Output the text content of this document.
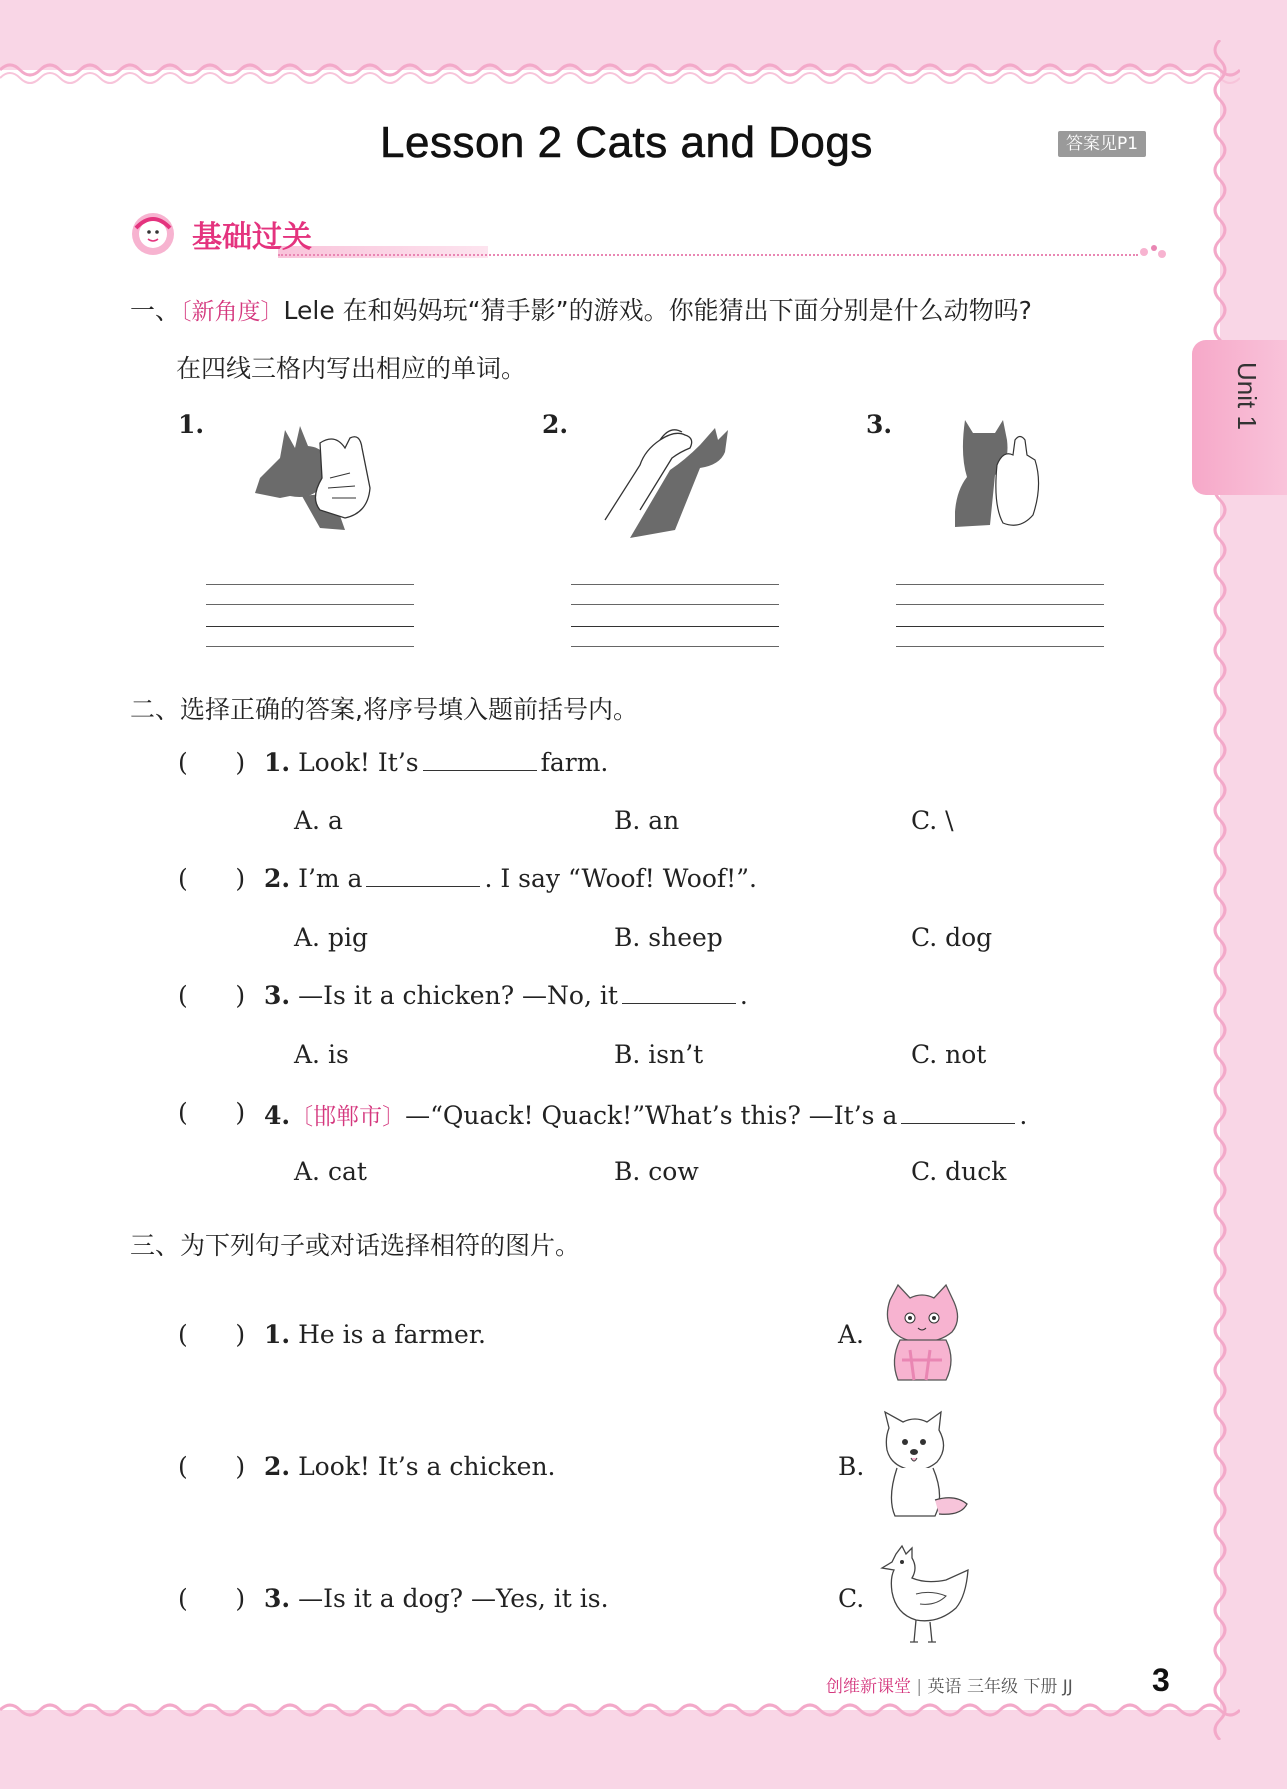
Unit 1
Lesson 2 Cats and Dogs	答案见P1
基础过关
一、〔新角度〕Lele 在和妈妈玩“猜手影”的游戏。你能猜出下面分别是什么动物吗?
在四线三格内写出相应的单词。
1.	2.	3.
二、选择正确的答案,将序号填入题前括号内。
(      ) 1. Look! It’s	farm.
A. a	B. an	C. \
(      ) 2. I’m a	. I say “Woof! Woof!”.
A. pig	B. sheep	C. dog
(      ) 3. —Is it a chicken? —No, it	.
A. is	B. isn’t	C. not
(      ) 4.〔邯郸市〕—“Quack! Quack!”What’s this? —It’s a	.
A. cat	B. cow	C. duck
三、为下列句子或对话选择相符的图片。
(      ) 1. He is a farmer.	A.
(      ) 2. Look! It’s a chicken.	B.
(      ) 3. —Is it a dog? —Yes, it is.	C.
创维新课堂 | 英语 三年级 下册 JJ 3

--------------------------------------------------

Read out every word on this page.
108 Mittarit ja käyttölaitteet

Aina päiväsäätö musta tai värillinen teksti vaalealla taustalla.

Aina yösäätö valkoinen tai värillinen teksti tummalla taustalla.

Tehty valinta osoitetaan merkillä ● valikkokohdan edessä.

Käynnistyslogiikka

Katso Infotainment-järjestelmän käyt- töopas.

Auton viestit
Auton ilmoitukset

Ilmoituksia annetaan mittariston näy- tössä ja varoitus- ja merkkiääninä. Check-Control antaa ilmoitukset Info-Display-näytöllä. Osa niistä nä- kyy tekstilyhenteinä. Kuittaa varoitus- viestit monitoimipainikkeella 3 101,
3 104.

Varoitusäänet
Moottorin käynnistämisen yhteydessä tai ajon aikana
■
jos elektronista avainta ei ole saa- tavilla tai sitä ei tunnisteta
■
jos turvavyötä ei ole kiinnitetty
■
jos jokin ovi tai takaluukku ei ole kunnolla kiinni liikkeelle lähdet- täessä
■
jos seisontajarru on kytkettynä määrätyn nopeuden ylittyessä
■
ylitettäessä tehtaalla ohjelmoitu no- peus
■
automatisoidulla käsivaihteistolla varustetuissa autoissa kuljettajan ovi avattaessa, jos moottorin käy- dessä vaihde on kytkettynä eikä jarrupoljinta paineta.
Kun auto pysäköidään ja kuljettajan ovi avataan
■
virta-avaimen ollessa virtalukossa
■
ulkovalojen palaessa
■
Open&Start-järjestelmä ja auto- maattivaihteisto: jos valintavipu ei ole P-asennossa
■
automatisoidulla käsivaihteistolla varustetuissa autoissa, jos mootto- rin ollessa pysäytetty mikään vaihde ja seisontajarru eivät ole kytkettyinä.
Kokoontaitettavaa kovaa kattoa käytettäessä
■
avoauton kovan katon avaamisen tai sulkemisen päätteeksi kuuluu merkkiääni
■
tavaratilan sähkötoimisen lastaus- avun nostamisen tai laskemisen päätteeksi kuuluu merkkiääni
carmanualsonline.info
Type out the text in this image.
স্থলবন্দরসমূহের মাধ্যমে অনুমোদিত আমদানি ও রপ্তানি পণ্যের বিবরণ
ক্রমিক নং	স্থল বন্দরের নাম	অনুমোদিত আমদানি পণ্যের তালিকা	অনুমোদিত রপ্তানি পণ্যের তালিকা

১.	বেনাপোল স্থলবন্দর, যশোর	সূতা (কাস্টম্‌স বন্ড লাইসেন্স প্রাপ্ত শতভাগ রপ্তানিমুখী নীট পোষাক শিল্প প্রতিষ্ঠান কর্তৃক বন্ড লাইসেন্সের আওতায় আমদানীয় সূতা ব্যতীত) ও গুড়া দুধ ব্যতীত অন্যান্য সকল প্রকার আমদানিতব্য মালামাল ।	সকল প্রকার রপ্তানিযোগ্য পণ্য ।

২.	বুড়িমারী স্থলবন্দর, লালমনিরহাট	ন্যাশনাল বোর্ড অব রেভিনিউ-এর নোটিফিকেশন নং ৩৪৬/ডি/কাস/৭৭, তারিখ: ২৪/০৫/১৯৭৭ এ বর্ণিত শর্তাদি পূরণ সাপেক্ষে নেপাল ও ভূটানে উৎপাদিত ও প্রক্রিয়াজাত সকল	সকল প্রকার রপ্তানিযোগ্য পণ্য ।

--------------------------------------------------

> [PROBLEM DETAILS]:
Return from the data every line that holds "taustalla".

> [TASK OUTPUT]:
Aina päiväsäätö musta tai värillinen teksti vaalealla taustalla.
Aina yösäätö valkoinen tai värillinen teksti tummalla taustalla.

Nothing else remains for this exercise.